## Your objective:
Check each line below for "Track" and report how many have it, nothing else.

(Collected data entries)
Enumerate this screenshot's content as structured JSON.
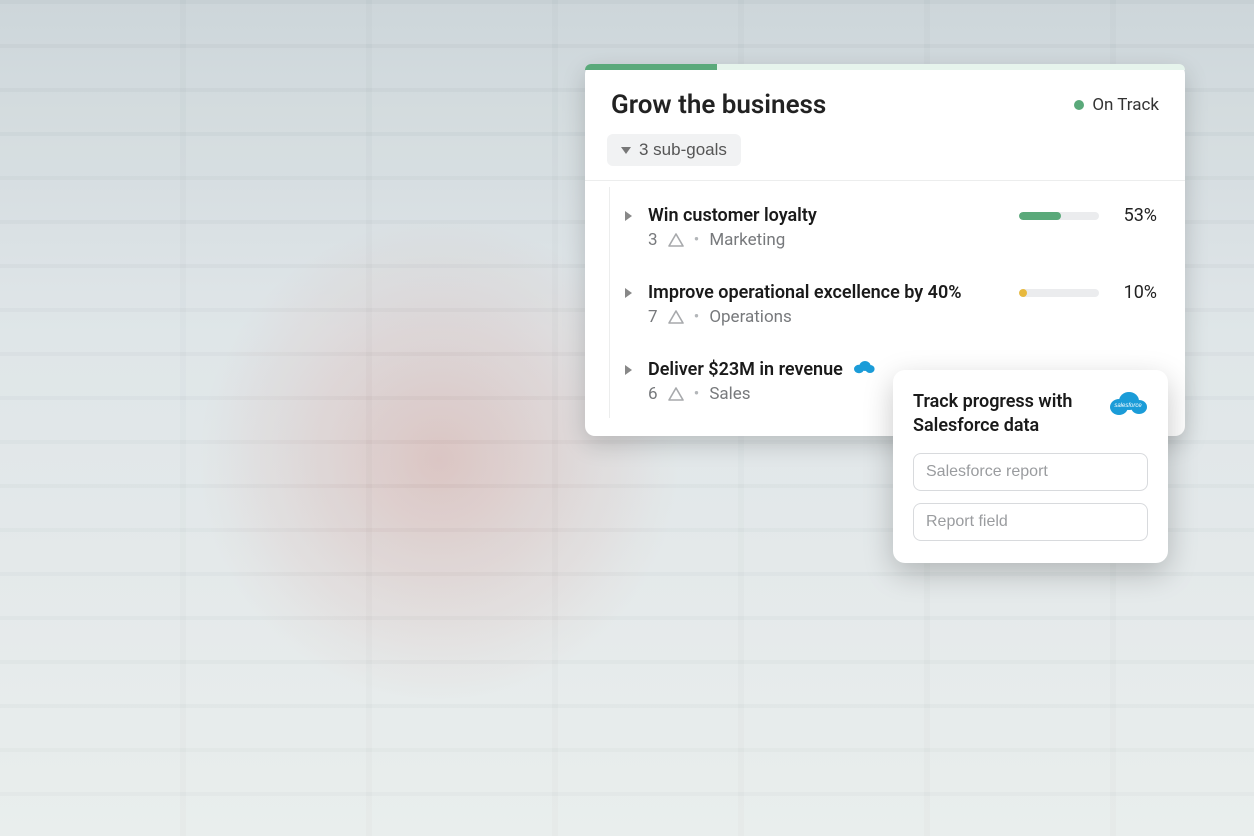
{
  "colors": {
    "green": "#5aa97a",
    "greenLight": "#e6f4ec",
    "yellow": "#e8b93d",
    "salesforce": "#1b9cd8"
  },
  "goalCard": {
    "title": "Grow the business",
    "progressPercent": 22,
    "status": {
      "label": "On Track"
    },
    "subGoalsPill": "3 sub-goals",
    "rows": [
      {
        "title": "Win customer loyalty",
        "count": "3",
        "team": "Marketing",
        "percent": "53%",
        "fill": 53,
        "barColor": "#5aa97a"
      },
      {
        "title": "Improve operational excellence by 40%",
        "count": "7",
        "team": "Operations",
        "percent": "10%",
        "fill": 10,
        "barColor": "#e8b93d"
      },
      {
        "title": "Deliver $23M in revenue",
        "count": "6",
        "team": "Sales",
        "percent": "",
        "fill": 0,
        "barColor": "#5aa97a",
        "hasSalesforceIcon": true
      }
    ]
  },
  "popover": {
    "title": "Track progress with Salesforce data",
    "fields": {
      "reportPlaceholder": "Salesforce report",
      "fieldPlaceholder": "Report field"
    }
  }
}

## Result of this task:
2